[Stored data entries]

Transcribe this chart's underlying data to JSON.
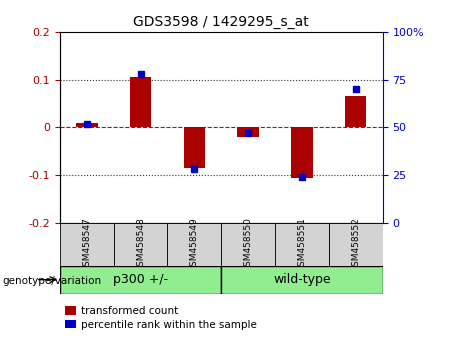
{
  "title": "GDS3598 / 1429295_s_at",
  "samples": [
    "GSM458547",
    "GSM458548",
    "GSM458549",
    "GSM458550",
    "GSM458551",
    "GSM458552"
  ],
  "red_values": [
    0.01,
    0.105,
    -0.085,
    -0.02,
    -0.105,
    0.065
  ],
  "blue_values": [
    52,
    78,
    28,
    47,
    24,
    70
  ],
  "group_label": "genotype/variation",
  "groups": [
    {
      "label": "p300 +/-",
      "start": 0,
      "end": 3
    },
    {
      "label": "wild-type",
      "start": 3,
      "end": 6
    }
  ],
  "ylim_left": [
    -0.2,
    0.2
  ],
  "ylim_right": [
    0,
    100
  ],
  "yticks_left": [
    -0.2,
    -0.1,
    0.0,
    0.1,
    0.2
  ],
  "yticks_right": [
    0,
    25,
    50,
    75,
    100
  ],
  "red_color": "#AA0000",
  "blue_color": "#0000CC",
  "zero_line_color": "#CC0000",
  "dotted_line_color": "#333333",
  "bar_width": 0.4,
  "sample_box_color": "#D3D3D3",
  "group_box_color": "#90EE90",
  "legend_red_label": "transformed count",
  "legend_blue_label": "percentile rank within the sample"
}
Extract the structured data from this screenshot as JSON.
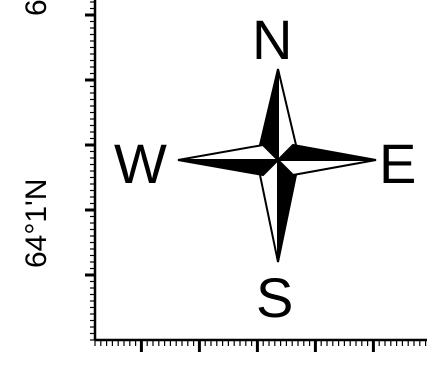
{
  "map": {
    "lat_label": "64°1'N",
    "lat_label_top_fragment": "6"
  },
  "compass": {
    "north": "N",
    "south": "S",
    "west": "W",
    "east": "E"
  },
  "colors": {
    "ink": "#000000",
    "background": "#ffffff"
  }
}
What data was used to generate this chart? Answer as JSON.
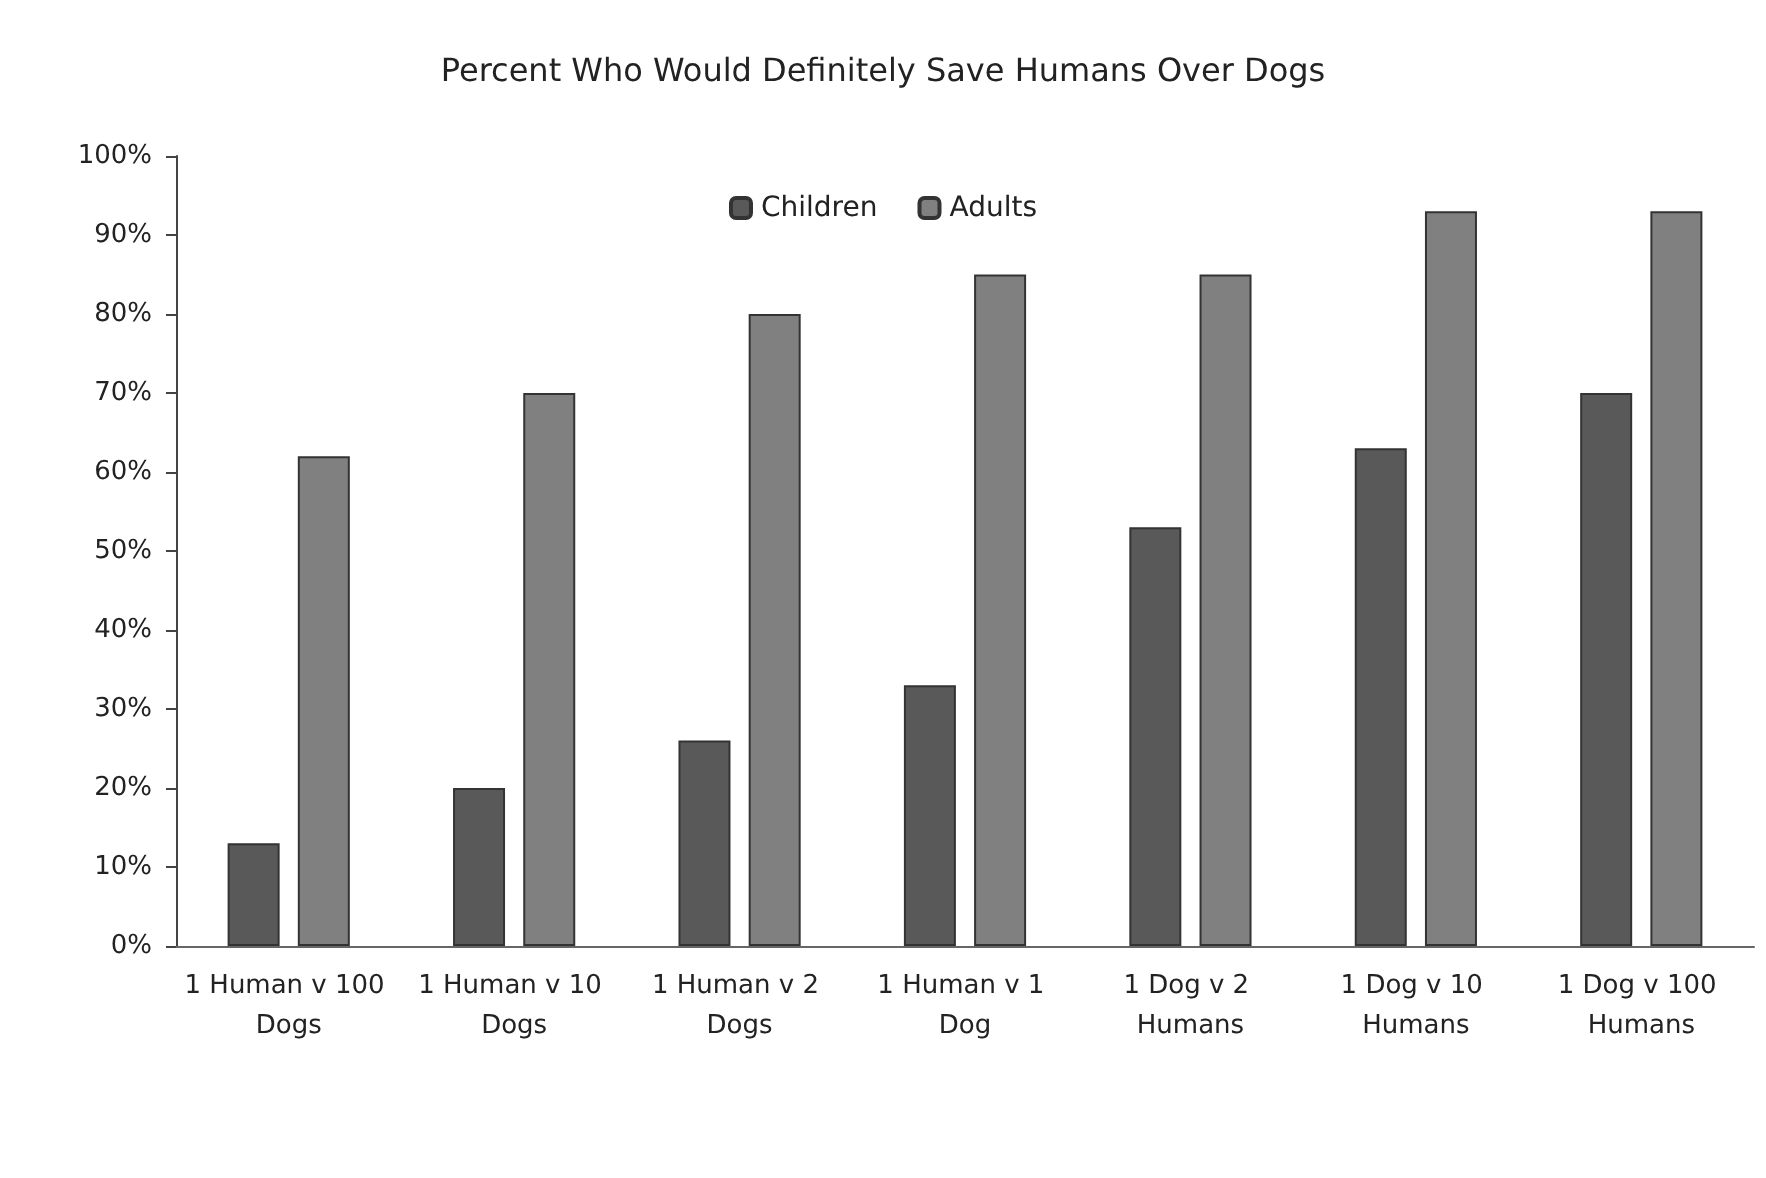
{
  "chart_data": {
    "type": "bar",
    "title": "Percent Who Would Definitely Save Humans Over Dogs",
    "categories": [
      "1 Human v 100 Dogs",
      "1 Human v 10 Dogs",
      "1 Human v 2 Dogs",
      "1 Human v 1 Dog",
      "1 Dog v 2 Humans",
      "1 Dog v 10 Humans",
      "1 Dog v 100 Humans"
    ],
    "series": [
      {
        "name": "Children",
        "color": "#595959",
        "values": [
          13,
          20,
          26,
          33,
          53,
          63,
          70
        ]
      },
      {
        "name": "Adults",
        "color": "#808080",
        "values": [
          62,
          70,
          80,
          85,
          85,
          93,
          93
        ]
      }
    ],
    "ylim": [
      0,
      100
    ],
    "yticks": [
      {
        "value": 0,
        "label": "0%"
      },
      {
        "value": 10,
        "label": "10%"
      },
      {
        "value": 20,
        "label": "20%"
      },
      {
        "value": 30,
        "label": "30%"
      },
      {
        "value": 40,
        "label": "40%"
      },
      {
        "value": 50,
        "label": "50%"
      },
      {
        "value": 60,
        "label": "60%"
      },
      {
        "value": 70,
        "label": "70%"
      },
      {
        "value": 80,
        "label": "80%"
      },
      {
        "value": 90,
        "label": "90%"
      },
      {
        "value": 100,
        "label": "100%"
      }
    ],
    "grid": false,
    "legend": "top"
  }
}
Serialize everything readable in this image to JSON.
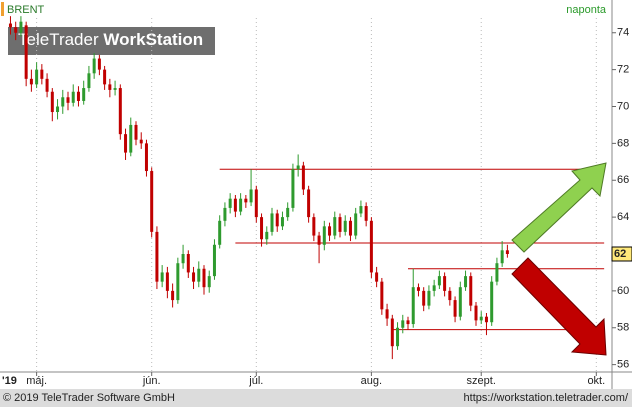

GOAL: Reproduce the whole listing above word for word, but not its pictures.

SOLUTION TO THIS TASK:
Transcribe this chart's underlying data to JSON.
{
  "title": "GDS3598 / 1429295_s_at",
  "samples": [
    "GSM458547",
    "GSM458548",
    "GSM458549",
    "GSM458550",
    "GSM458551",
    "GSM458552"
  ],
  "red_values": [
    0.01,
    0.105,
    -0.085,
    -0.02,
    -0.105,
    0.065
  ],
  "blue_values": [
    52,
    78,
    28,
    47,
    24,
    70
  ],
  "group_label": "genotype/variation",
  "groups": [
    {
      "label": "p300 +/-",
      "start": 0,
      "end": 3
    },
    {
      "label": "wild-type",
      "start": 3,
      "end": 6
    }
  ],
  "ylim_left": [
    -0.2,
    0.2
  ],
  "ylim_right": [
    0,
    100
  ],
  "yticks_left": [
    -0.2,
    -0.1,
    0.0,
    0.1,
    0.2
  ],
  "yticks_right": [
    0,
    25,
    50,
    75,
    100
  ],
  "red_color": "#AA0000",
  "blue_color": "#0000CC",
  "zero_line_color": "#CC0000",
  "dotted_line_color": "#333333",
  "bar_width": 0.4,
  "sample_box_color": "#D3D3D3",
  "group_box_color": "#90EE90",
  "legend_red_label": "transformed count",
  "legend_blue_label": "percentile rank within the sample"
}
Extract the structured data from this screenshot as JSON.
{
  "map": {
    "lat_label": "64°1'N",
    "lat_label_top_fragment": "6"
  },
  "compass": {
    "north": "N",
    "south": "S",
    "west": "W",
    "east": "E"
  },
  "colors": {
    "ink": "#000000",
    "background": "#ffffff"
  }
}
What data was used to generate this chart? Answer as JSON.
{
  "chart_data": {
    "type": "bar",
    "title": "Percent Who Would Definitely Save Humans Over Dogs",
    "categories": [
      "1 Human v 100 Dogs",
      "1 Human v 10 Dogs",
      "1 Human v 2 Dogs",
      "1 Human v 1 Dog",
      "1 Dog v 2 Humans",
      "1 Dog v 10 Humans",
      "1 Dog v 100 Humans"
    ],
    "series": [
      {
        "name": "Children",
        "color": "#595959",
        "values": [
          13,
          20,
          26,
          33,
          53,
          63,
          70
        ]
      },
      {
        "name": "Adults",
        "color": "#808080",
        "values": [
          62,
          70,
          80,
          85,
          85,
          93,
          93
        ]
      }
    ],
    "ylim": [
      0,
      100
    ],
    "yticks": [
      {
        "value": 0,
        "label": "0%"
      },
      {
        "value": 10,
        "label": "10%"
      },
      {
        "value": 20,
        "label": "20%"
      },
      {
        "value": 30,
        "label": "30%"
      },
      {
        "value": 40,
        "label": "40%"
      },
      {
        "value": 50,
        "label": "50%"
      },
      {
        "value": 60,
        "label": "60%"
      },
      {
        "value": 70,
        "label": "70%"
      },
      {
        "value": 80,
        "label": "80%"
      },
      {
        "value": 90,
        "label": "90%"
      },
      {
        "value": 100,
        "label": "100%"
      }
    ],
    "grid": false,
    "legend": "top"
  }
}
Serialize everything readable in this image to JSON.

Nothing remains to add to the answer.